— MATERIAL FOR THIS EXERCISE —
* * * * * * * * *

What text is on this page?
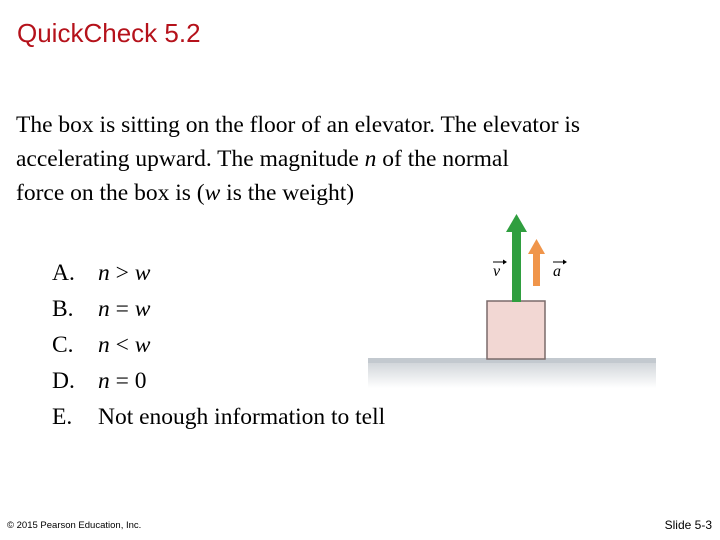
QuickCheck 5.2
The box is sitting on the floor of an elevator. The elevator is
accelerating upward. The magnitude n of the normal
force on the box is (w is the weight)
A. n > w
B.	n = w
C.	n < w
D. n = 0
E.	Not enough information to tell
v	a
© 2015 Pearson Education, Inc.	Slide 5-3
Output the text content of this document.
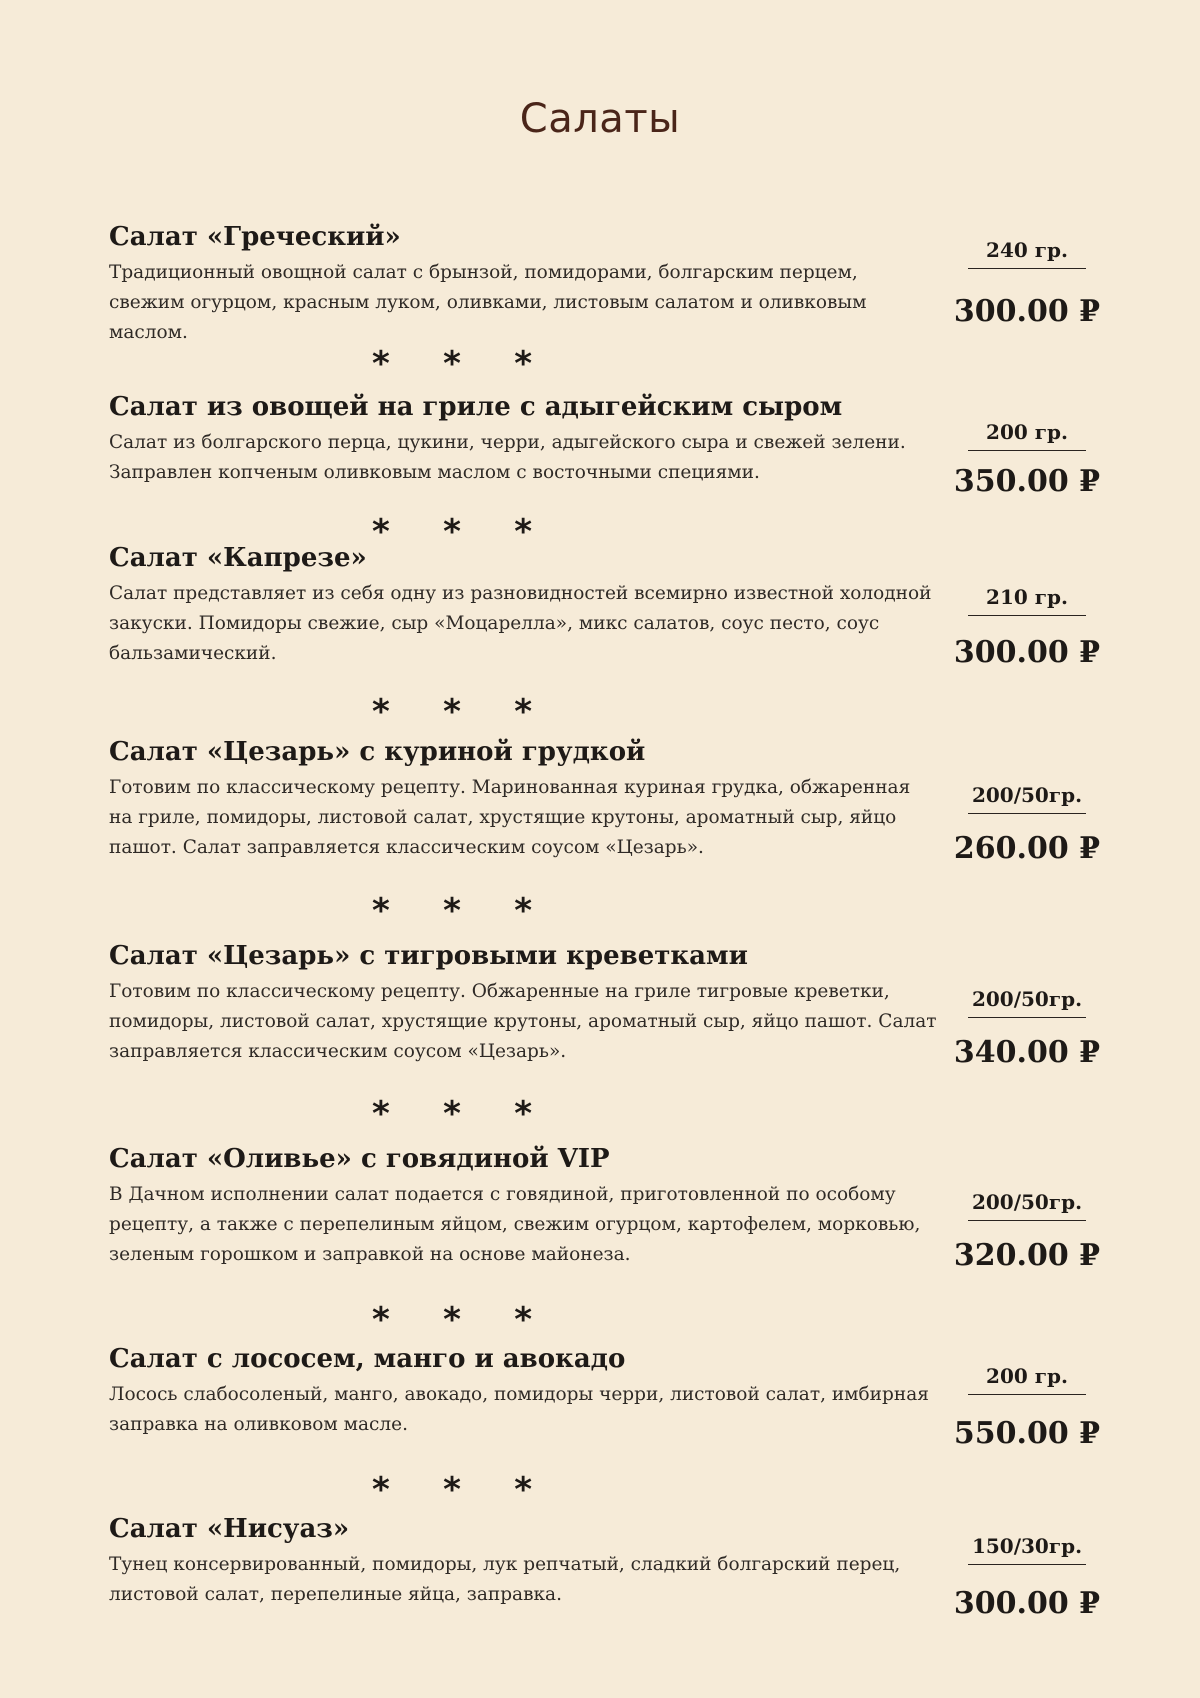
Салаты
Салат «Греческий»
Традиционный овощной салат с брынзой, помидорами, болгарским перцем, свежим огурцом, красным луком, оливками, листовым салатом и оливковым маслом.
240 гр.
300.00 ₽
* * *
Салат из овощей на гриле с адыгейским сыром
Салат из болгарского перца, цукини, черри, адыгейского сыра и свежей зелени. Заправлен копченым оливковым маслом с восточными специями.
200 гр.
350.00 ₽
* * *
Салат «Капрезе»
Салат представляет из себя одну из разновидностей всемирно известной холодной закуски. Помидоры свежие, сыр «Моцарелла», микс салатов, соус песто, соус бальзамический.
210 гр.
300.00 ₽
* * *
Салат «Цезарь» с куриной грудкой
Готовим по классическому рецепту. Маринованная куриная грудка, обжаренная на гриле, помидоры, листовой салат, хрустящие крутоны, ароматный сыр, яйцо пашот. Салат заправляется классическим соусом «Цезарь».
200/50гр.
260.00 ₽
* * *
Салат «Цезарь» с тигровыми креветками
Готовим по классическому рецепту. Обжаренные на гриле тигровые креветки, помидоры, листовой салат, хрустящие крутоны, ароматный сыр, яйцо пашот. Салат заправляется классическим соусом «Цезарь».
200/50гр.
340.00 ₽
* * *
Салат «Оливье» с говядиной VIP
В Дачном исполнении салат подается с говядиной, приготовленной по особому рецепту, а также с перепелиным яйцом, свежим огурцом, картофелем, морковью, зеленым горошком и заправкой на основе майонеза.
200/50гр.
320.00 ₽
* * *
Салат с лососем, манго и авокадо
Лосось слабосоленый, манго, авокадо, помидоры черри, листовой салат, имбирная заправка на оливковом масле.
200 гр.
550.00 ₽
* * *
Салат «Нисуаз»
Тунец консервированный, помидоры, лук репчатый, сладкий болгарский перец, листовой салат, перепелиные яйца, заправка.
150/30гр.
300.00 ₽
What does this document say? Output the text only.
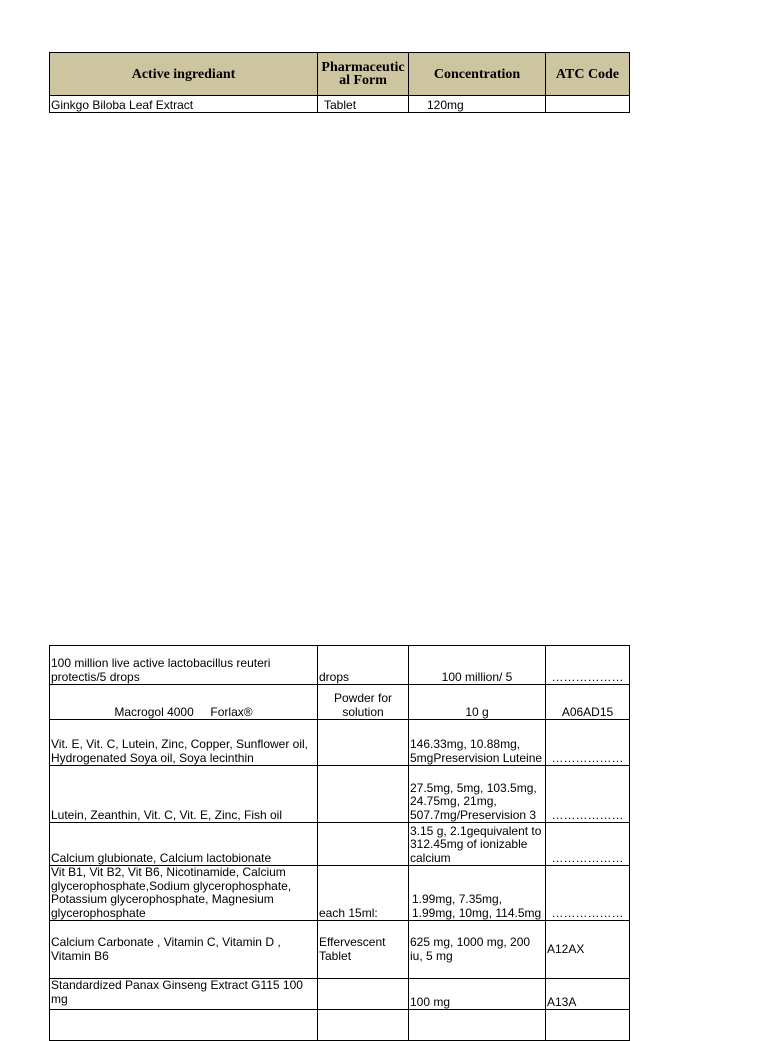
Active ingrediant	Pharmaceutical Form	Concentration	ATC Code
Ginkgo Biloba Leaf Extract	Tablet	120mg	
100 million live active lactobacillus reuteri protectis/5 drops	drops	100 million/ 5	………………
Macrogol 4000     Forlax®	Powder for solution	10 g	A06AD15
Vit. E, Vit. C, Lutein, Zinc, Copper, Sunflower oil, Hydrogenated Soya oil, Soya lecinthin		146.33mg, 10.88mg, 5mgPreservision Luteine	………………
Lutein, Zeanthin, Vit. C, Vit. E, Zinc, Fish oil		27.5mg, 5mg, 103.5mg, 24.75mg, 21mg, 507.7mg/Preservision 3	………………
Calcium glubionate, Calcium lactobionate		3.15 g, 2.1gequivalent to 312.45mg of ionizable calcium	………………
Vit B1, Vit B2, Vit B6, Nicotinamide, Calcium glycerophosphate,Sodium glycerophosphate, Potassium glycerophosphate, Magnesium glycerophosphate	each 15ml:	1.99mg, 7.35mg, 1.99mg, 10mg, 114.5mg	………………
Calcium Carbonate , Vitamin C, Vitamin D , Vitamin B6	Effervescent Tablet	625 mg, 1000 mg, 200 iu, 5 mg	A12AX
Standardized Panax Ginseng Extract G115 100 mg		100 mg	A13A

* * * * * * * * *

— EXERCISE OBJECTIVE —
Go through the listing above and locate each line that holds the word "классическому". Copy those lines.

— ANSWER FOR THE TASK —
Готовим по классическому рецепту. Маринованная куриная грудка, обжаренная на гриле, помидоры, листовой салат, хрустящие крутоны, ароматный сыр, яйцо пашот. Салат заправляется классическим соусом «Цезарь».
Готовим по классическому рецепту. Обжаренные на гриле тигровые креветки, помидоры, листовой салат, хрустящие крутоны, ароматный сыр, яйцо пашот. Салат заправляется классическим соусом «Цезарь».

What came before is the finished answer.